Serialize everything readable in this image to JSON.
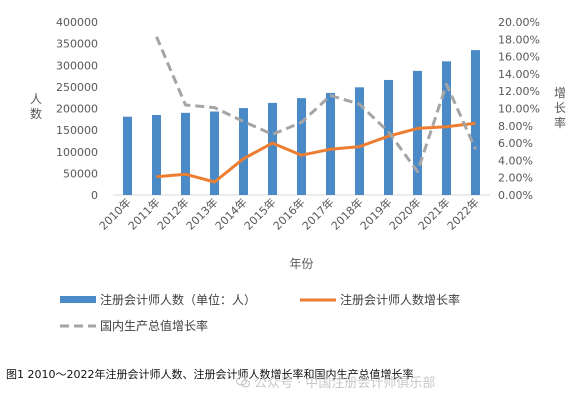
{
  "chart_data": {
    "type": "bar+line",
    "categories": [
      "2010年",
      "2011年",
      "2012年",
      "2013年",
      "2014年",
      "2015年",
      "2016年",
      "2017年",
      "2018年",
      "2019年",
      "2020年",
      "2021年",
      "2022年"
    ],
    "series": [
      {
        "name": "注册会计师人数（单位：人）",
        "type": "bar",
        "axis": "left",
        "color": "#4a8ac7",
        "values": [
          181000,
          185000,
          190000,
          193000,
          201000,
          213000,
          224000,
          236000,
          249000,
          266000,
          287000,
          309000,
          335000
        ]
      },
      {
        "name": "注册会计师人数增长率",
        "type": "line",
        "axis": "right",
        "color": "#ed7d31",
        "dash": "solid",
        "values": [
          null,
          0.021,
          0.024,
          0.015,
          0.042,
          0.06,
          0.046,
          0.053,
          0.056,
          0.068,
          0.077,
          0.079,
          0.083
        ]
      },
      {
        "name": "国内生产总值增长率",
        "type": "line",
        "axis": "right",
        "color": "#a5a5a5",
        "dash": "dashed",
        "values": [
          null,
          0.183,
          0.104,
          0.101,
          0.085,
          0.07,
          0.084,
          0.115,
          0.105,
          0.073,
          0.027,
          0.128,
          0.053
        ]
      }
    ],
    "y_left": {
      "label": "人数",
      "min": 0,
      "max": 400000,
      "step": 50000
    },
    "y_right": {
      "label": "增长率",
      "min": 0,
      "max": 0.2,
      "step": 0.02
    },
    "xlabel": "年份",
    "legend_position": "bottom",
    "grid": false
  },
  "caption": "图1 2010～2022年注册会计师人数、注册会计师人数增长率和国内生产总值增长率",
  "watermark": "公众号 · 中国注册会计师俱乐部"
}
━━━━━━━━━━━━━━━━━━━━
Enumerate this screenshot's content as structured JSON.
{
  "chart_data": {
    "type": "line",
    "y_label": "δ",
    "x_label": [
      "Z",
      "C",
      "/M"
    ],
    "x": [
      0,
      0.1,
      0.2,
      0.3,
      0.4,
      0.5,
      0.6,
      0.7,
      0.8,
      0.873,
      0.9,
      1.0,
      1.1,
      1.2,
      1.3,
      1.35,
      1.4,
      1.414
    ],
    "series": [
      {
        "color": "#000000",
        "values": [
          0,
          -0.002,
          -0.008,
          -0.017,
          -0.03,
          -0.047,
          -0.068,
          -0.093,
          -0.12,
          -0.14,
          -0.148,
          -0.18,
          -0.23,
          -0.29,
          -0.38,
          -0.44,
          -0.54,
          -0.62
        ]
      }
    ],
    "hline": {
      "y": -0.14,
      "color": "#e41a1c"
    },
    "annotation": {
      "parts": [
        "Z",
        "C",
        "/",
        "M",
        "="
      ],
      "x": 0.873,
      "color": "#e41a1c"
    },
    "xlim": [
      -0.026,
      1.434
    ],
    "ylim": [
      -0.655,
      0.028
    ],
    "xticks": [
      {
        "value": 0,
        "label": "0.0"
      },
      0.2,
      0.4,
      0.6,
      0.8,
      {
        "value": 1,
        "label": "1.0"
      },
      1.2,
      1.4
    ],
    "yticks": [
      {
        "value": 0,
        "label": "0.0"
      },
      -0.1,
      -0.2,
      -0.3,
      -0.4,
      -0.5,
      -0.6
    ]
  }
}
━━━━━━━━━━━━━━━━━━━━
**Problem details:** State how many lines of the listing include the word "color". Reply with the number alone.

**Reply:** 6